Start of THE INPUT

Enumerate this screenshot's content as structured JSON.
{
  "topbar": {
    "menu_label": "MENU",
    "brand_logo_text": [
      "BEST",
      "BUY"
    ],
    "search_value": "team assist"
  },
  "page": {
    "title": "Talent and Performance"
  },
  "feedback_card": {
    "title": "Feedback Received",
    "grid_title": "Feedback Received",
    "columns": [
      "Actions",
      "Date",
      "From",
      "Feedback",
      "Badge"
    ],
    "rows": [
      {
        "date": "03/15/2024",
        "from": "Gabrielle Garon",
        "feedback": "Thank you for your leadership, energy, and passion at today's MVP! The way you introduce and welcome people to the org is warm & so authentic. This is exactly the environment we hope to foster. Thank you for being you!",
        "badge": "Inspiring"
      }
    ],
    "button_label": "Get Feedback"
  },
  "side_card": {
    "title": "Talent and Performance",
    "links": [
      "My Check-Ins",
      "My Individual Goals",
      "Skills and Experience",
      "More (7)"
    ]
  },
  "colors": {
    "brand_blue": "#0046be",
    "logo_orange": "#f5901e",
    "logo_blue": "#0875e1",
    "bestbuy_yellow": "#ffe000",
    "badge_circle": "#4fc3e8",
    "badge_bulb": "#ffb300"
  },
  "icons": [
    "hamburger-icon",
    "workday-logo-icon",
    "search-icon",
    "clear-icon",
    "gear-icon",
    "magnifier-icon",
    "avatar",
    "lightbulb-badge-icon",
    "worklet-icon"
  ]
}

End of THE INPUT

• **THE EXERCISE**
Every entry must be quoted exactly as it appears above.

• **TASK RESULT**
Enumerate this screenshot's content as structured JSON.
{
  "topbar": {
    "menu_label": "MENU",
    "brand_logo_text": [
      "BEST",
      "BUY"
    ],
    "search_value": "team assist"
  },
  "page": {
    "title": "Talent and Performance"
  },
  "feedback_card": {
    "title": "Feedback Received",
    "grid_title": "Feedback Received",
    "columns": [
      "Actions",
      "Date",
      "From",
      "Feedback",
      "Badge"
    ],
    "rows": [
      {
        "date": "03/15/2024",
        "from": "Gabrielle Garon",
        "feedback": "Thank you for your leadership, energy, and passion at today's MVP! The way you introduce and welcome people to the org is warm & so authentic. This is exactly the environment we hope to foster. Thank you for being you!",
        "badge": "Inspiring"
      }
    ],
    "button_label": "Get Feedback"
  },
  "side_card": {
    "title": "Talent and Performance",
    "links": [
      "My Check-Ins",
      "My Individual Goals",
      "Skills and Experience",
      "More (7)"
    ]
  },
  "colors": {
    "brand_blue": "#0046be",
    "logo_orange": "#f5901e",
    "logo_blue": "#0875e1",
    "bestbuy_yellow": "#ffe000",
    "badge_circle": "#4fc3e8",
    "badge_bulb": "#ffb300"
  },
  "icons": [
    "hamburger-icon",
    "workday-logo-icon",
    "search-icon",
    "clear-icon",
    "gear-icon",
    "magnifier-icon",
    "avatar",
    "lightbulb-badge-icon",
    "worklet-icon"
  ]
}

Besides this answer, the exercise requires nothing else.